[Begin Data lines]

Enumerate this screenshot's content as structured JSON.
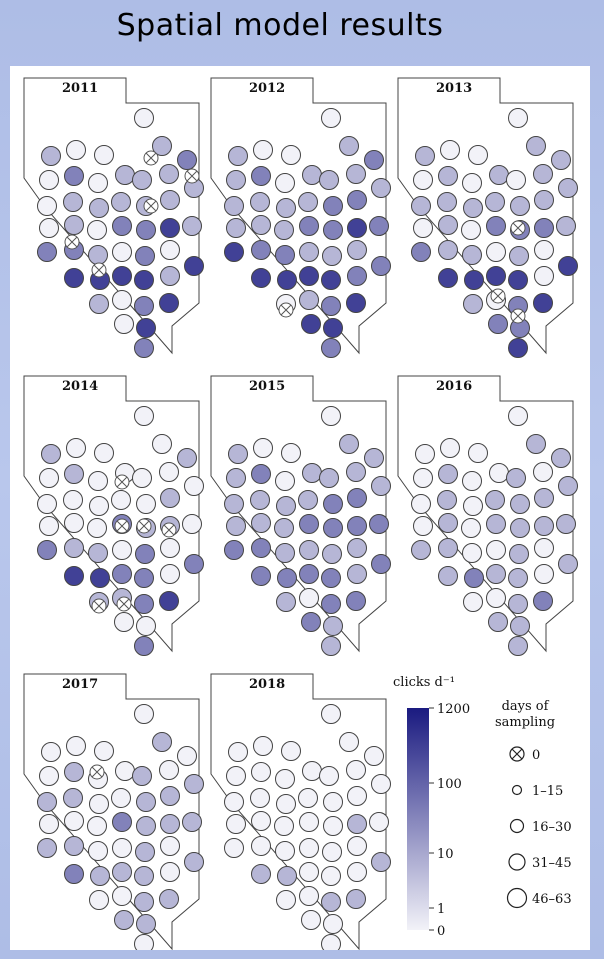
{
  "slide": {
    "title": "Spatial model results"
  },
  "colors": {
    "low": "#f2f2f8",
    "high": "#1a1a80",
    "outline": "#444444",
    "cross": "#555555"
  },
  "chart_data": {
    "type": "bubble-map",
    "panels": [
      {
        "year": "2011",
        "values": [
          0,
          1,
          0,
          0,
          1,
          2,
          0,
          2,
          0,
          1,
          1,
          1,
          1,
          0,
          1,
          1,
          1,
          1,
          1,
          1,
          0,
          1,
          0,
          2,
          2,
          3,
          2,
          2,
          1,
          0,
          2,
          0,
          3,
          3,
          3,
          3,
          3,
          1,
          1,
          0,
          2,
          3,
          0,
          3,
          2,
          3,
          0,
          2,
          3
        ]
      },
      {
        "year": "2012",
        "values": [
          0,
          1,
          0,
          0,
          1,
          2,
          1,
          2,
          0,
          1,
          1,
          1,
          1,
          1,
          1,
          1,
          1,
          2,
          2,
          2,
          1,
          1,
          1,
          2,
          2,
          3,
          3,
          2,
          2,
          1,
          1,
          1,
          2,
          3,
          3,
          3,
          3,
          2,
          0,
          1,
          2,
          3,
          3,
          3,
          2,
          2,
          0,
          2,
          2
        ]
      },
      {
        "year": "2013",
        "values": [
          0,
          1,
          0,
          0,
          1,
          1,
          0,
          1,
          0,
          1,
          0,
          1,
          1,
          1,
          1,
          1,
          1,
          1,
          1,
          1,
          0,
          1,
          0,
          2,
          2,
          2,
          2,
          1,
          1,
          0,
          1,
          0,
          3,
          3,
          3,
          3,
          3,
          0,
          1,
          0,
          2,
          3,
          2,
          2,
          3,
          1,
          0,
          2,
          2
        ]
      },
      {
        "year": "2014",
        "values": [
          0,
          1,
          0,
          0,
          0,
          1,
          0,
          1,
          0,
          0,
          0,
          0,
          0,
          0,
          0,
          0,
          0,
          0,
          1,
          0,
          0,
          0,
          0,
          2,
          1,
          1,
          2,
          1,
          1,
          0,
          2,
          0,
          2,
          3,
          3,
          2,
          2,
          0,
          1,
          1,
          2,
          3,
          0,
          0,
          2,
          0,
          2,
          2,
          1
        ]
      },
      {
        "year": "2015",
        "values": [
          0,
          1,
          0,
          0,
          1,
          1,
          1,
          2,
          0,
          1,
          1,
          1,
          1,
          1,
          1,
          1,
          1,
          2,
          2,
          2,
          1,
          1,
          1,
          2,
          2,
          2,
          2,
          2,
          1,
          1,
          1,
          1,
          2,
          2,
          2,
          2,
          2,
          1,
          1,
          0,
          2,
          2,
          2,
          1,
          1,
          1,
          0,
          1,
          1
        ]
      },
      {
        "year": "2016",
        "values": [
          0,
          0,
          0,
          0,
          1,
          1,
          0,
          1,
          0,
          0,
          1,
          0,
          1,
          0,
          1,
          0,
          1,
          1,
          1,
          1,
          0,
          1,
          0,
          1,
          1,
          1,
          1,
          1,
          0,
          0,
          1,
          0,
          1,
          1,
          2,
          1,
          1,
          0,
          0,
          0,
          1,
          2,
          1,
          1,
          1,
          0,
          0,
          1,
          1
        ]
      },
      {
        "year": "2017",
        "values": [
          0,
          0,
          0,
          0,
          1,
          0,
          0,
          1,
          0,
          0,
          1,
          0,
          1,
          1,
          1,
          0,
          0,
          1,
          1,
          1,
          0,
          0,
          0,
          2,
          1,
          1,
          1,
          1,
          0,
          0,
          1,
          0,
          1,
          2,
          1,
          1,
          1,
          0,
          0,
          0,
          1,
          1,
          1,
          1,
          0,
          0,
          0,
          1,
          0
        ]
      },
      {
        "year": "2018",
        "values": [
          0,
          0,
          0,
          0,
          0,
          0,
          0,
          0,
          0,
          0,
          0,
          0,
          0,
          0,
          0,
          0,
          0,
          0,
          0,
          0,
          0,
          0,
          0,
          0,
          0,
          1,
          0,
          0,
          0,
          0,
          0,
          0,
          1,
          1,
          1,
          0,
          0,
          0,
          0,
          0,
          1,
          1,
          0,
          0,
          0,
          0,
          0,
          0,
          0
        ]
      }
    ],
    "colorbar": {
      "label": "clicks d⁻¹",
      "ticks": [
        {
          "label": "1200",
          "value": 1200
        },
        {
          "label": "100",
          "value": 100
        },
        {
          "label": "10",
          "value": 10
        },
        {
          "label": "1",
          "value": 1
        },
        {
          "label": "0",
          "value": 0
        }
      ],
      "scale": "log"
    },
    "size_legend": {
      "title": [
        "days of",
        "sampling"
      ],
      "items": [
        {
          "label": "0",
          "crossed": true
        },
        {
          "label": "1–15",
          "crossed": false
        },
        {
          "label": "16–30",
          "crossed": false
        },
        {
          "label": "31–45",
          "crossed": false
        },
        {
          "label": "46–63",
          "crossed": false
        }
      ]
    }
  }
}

[End Data lines]
[Begin Data lines]

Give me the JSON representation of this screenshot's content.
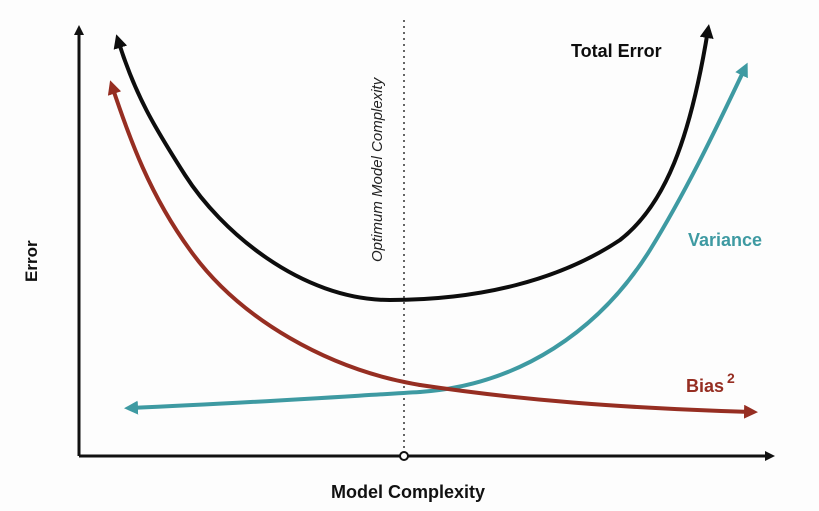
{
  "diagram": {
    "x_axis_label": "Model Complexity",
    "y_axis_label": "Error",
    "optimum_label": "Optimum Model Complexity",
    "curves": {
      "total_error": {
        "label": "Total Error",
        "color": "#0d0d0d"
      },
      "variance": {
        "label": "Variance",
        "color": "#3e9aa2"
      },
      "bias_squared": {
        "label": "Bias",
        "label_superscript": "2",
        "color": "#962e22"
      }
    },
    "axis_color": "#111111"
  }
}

[End Data lines]

▸ Required task:
Report back each line of the entries that holds the string "this".

▸ Answer to the problem:
Enumerate this screenshot's content as structured JSON.
Give me the JSON representation of this screenshot's content.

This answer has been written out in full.